(Stored data entries)
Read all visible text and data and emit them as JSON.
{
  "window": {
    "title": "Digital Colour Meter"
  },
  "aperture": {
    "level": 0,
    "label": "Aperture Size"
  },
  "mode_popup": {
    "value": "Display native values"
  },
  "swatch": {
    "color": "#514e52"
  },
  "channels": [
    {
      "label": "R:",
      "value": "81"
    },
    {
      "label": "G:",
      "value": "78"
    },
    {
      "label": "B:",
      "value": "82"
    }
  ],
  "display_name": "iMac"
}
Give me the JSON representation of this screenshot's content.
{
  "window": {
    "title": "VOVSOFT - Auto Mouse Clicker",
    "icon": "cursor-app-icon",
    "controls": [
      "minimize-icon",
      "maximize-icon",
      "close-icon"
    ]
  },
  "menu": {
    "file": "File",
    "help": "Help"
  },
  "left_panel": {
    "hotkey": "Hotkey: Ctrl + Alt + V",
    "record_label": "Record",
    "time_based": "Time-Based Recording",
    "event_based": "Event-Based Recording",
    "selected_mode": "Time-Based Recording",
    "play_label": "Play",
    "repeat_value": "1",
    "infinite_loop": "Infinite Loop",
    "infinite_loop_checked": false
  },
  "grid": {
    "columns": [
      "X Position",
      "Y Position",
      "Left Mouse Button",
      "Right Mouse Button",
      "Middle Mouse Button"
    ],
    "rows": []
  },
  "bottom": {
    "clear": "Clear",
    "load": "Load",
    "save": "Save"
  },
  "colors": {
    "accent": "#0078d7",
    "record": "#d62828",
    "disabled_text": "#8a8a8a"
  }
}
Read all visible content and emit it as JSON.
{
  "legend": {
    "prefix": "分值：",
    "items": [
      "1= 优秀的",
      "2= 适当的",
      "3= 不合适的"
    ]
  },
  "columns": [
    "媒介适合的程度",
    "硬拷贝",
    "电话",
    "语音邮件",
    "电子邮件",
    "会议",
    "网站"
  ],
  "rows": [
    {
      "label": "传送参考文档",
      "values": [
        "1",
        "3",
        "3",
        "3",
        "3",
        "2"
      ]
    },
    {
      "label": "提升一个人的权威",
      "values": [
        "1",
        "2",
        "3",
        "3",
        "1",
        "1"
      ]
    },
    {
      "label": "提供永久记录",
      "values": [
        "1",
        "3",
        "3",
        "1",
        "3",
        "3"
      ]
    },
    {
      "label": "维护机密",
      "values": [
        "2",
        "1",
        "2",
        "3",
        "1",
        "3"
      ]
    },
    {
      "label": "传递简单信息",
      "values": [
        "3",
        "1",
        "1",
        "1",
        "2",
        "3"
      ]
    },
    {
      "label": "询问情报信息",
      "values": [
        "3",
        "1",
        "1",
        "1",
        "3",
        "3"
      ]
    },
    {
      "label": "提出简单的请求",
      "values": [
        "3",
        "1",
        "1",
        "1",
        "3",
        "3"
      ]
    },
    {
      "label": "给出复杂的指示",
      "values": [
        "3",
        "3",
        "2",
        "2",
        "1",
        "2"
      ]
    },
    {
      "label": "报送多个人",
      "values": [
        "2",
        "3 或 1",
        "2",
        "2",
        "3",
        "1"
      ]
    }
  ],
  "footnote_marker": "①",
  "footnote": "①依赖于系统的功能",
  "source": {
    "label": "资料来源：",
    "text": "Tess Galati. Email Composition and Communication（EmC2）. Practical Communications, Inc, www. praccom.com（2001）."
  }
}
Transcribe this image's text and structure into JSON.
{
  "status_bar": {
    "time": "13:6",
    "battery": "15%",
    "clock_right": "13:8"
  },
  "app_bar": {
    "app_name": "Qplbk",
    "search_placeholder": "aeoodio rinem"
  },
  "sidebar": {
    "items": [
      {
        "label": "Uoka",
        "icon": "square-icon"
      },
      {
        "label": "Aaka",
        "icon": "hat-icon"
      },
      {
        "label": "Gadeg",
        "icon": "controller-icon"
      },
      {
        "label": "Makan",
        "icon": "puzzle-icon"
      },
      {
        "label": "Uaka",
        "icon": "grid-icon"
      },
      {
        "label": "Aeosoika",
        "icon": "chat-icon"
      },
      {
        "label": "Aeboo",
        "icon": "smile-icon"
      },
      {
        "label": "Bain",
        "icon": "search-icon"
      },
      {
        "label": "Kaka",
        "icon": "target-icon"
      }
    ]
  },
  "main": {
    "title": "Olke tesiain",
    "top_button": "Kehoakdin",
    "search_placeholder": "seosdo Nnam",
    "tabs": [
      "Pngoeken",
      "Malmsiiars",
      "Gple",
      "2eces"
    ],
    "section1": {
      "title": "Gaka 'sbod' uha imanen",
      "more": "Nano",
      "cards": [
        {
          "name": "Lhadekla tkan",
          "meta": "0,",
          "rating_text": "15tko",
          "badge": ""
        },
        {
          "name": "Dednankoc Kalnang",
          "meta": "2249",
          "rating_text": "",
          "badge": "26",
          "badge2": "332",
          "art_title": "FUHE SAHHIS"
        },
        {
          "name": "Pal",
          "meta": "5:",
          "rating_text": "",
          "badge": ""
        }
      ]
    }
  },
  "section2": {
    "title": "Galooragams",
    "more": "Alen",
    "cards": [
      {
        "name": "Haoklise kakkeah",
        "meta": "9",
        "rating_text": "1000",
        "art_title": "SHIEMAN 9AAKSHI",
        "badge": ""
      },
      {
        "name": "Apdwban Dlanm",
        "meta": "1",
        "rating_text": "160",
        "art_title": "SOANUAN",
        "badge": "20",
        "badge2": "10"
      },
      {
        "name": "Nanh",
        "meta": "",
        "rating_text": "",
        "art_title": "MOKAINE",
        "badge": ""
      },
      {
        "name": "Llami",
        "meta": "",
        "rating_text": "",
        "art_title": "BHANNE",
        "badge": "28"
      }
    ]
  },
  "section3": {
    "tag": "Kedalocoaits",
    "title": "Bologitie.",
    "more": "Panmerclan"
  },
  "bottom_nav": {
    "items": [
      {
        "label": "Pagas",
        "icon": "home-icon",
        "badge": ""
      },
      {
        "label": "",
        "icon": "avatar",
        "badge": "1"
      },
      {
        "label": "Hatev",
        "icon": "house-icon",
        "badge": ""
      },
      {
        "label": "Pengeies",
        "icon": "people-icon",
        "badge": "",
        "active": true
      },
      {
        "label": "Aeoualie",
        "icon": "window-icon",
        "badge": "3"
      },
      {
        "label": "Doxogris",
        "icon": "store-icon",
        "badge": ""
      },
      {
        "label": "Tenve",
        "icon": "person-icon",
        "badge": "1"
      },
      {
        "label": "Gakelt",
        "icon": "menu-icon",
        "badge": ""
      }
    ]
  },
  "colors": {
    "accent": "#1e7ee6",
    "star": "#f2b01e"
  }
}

# Goal of the exercise
Give only the number of lines in the data that hold the string "Based".

# Expected answer
3